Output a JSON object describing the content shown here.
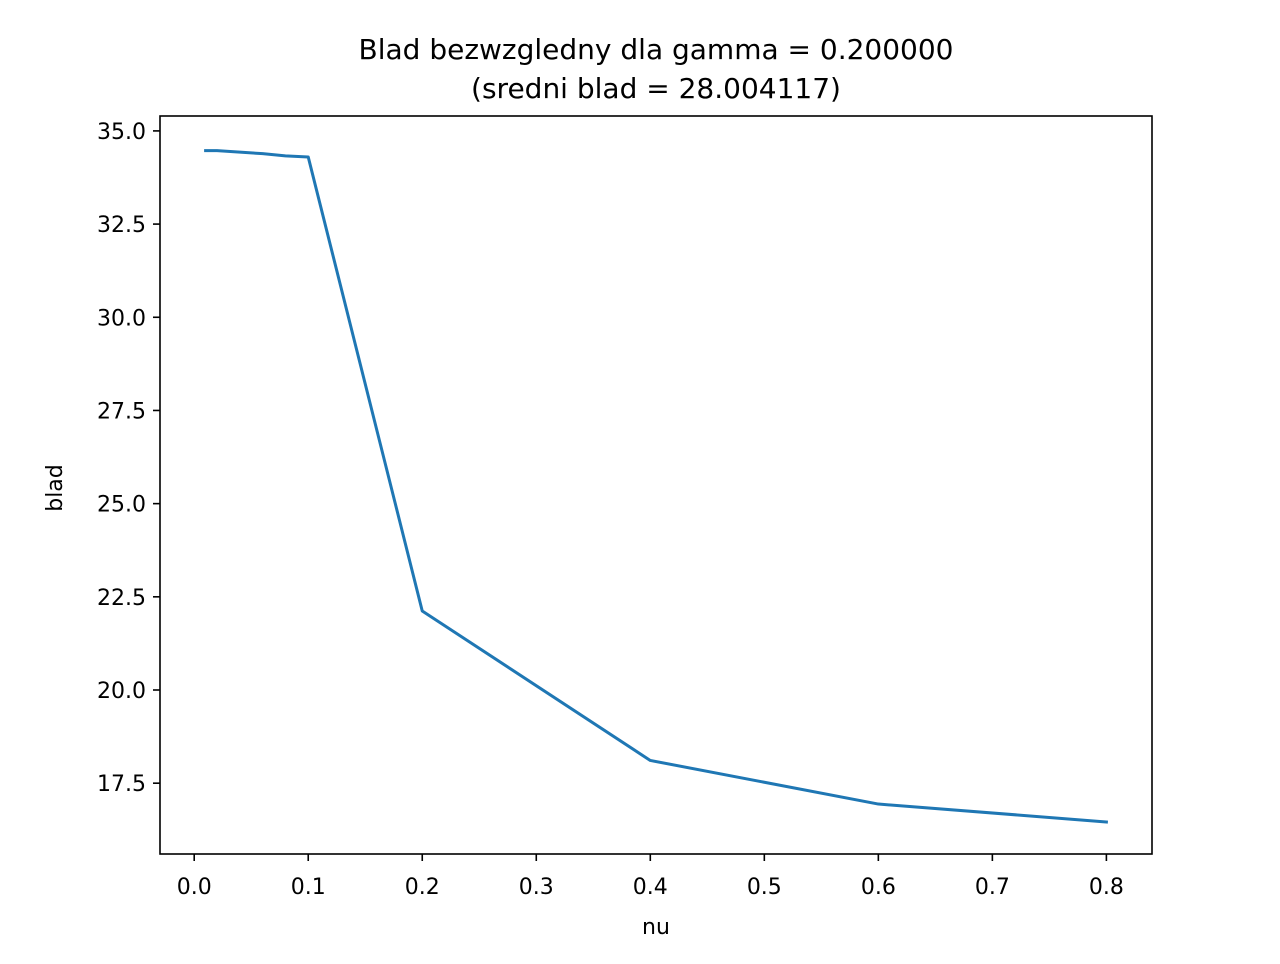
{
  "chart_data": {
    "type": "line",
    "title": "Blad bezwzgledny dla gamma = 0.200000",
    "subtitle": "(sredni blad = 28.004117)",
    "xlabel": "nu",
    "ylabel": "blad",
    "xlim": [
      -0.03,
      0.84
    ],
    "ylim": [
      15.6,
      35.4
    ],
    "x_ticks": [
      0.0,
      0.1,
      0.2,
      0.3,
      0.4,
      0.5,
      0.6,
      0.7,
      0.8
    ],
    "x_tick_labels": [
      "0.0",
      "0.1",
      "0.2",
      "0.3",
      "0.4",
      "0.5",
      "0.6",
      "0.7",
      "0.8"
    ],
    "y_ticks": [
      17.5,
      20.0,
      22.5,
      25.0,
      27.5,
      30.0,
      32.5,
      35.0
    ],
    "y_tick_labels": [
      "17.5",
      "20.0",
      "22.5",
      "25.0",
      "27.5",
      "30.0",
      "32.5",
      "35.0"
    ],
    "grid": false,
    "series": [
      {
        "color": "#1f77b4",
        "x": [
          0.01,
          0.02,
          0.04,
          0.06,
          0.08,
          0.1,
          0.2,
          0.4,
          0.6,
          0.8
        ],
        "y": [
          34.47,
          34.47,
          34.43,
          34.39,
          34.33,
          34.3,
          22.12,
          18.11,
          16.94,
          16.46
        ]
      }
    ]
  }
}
◇ ◇ ◇ ◇ ◇
Transcribe the material exactly, keeping every word and none of the pictures.

Output a JSON object describing the content shown here.
{
  "chart_data": {
    "type": "line",
    "title": "Blad bezwzgledny dla gamma = 0.200000",
    "subtitle": "(sredni blad = 28.004117)",
    "xlabel": "nu",
    "ylabel": "blad",
    "xlim": [
      -0.03,
      0.84
    ],
    "ylim": [
      15.6,
      35.4
    ],
    "x_ticks": [
      0.0,
      0.1,
      0.2,
      0.3,
      0.4,
      0.5,
      0.6,
      0.7,
      0.8
    ],
    "x_tick_labels": [
      "0.0",
      "0.1",
      "0.2",
      "0.3",
      "0.4",
      "0.5",
      "0.6",
      "0.7",
      "0.8"
    ],
    "y_ticks": [
      17.5,
      20.0,
      22.5,
      25.0,
      27.5,
      30.0,
      32.5,
      35.0
    ],
    "y_tick_labels": [
      "17.5",
      "20.0",
      "22.5",
      "25.0",
      "27.5",
      "30.0",
      "32.5",
      "35.0"
    ],
    "grid": false,
    "series": [
      {
        "color": "#1f77b4",
        "x": [
          0.01,
          0.02,
          0.04,
          0.06,
          0.08,
          0.1,
          0.2,
          0.4,
          0.6,
          0.8
        ],
        "y": [
          34.47,
          34.47,
          34.43,
          34.39,
          34.33,
          34.3,
          22.12,
          18.11,
          16.94,
          16.46
        ]
      }
    ]
  }
}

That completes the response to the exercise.